### Task brief:
Return each line of the listing that contains the string "right".

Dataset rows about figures
+ + + +

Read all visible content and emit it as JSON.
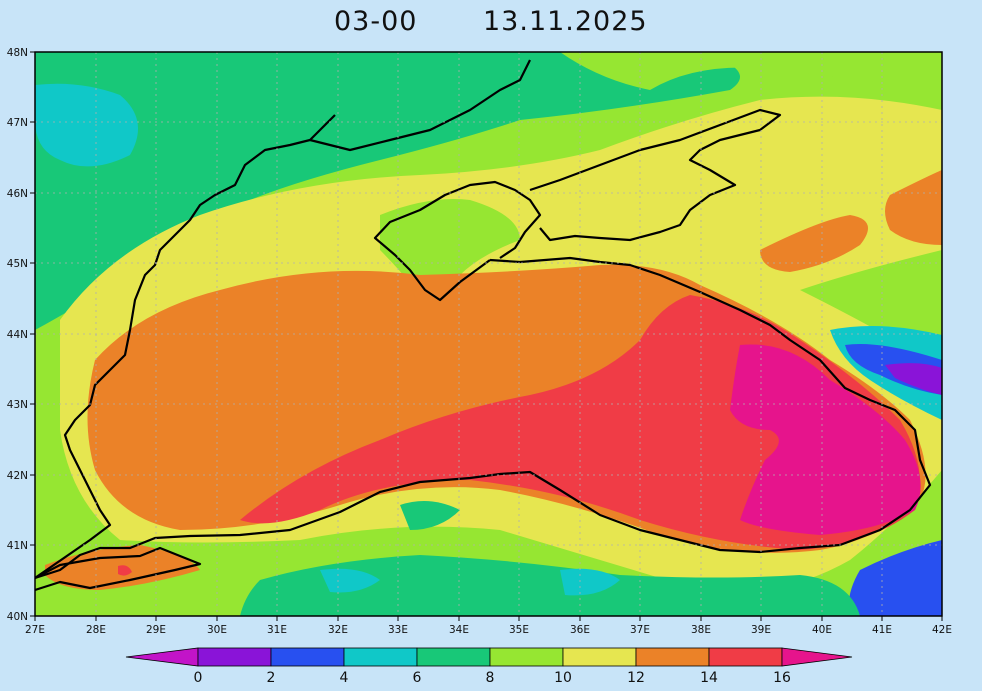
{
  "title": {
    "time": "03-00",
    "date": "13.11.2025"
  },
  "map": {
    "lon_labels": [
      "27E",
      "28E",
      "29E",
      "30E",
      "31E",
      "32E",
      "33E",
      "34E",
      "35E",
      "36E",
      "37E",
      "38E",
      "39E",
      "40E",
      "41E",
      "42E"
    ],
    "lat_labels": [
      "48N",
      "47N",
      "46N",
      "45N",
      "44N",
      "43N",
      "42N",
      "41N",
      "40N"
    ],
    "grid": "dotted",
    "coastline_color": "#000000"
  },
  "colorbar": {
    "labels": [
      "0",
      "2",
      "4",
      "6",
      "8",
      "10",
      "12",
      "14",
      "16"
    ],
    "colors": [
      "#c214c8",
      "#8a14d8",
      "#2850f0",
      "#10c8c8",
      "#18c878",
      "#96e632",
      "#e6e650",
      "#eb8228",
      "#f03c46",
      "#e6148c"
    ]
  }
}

+ + + +

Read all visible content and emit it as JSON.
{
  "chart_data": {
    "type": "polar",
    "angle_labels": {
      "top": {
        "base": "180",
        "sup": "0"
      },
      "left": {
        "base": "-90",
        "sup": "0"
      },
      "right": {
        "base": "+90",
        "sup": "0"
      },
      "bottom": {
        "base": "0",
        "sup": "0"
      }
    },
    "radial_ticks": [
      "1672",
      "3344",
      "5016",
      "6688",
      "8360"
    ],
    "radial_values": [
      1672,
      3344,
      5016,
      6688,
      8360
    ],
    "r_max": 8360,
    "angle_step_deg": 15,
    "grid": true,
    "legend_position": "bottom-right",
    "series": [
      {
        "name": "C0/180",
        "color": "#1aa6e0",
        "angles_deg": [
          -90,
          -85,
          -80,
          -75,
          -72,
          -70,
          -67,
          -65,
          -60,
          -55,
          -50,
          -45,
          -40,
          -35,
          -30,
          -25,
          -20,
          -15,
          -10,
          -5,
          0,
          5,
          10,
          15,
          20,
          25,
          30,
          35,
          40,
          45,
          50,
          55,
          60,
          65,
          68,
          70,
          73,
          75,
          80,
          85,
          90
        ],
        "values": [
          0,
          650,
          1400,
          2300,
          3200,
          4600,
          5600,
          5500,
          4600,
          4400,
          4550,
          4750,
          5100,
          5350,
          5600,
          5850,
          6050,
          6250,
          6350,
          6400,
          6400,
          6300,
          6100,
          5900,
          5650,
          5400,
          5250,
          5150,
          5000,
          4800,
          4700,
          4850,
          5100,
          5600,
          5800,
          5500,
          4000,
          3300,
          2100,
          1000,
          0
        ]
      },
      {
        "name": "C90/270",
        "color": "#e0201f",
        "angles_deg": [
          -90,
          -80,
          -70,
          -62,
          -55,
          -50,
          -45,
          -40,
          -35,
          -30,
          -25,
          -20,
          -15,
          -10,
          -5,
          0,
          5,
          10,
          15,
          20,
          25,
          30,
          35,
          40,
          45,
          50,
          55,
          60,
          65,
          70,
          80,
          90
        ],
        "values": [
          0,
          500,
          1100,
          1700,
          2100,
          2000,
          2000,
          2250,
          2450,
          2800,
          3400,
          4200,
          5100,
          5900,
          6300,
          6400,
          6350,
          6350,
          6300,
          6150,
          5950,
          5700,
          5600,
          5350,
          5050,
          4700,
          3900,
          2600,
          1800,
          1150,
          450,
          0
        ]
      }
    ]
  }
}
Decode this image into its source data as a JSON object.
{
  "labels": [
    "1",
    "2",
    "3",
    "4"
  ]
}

+ + + +

### Written response:
      "right": {
    "legend_position": "bottom-right",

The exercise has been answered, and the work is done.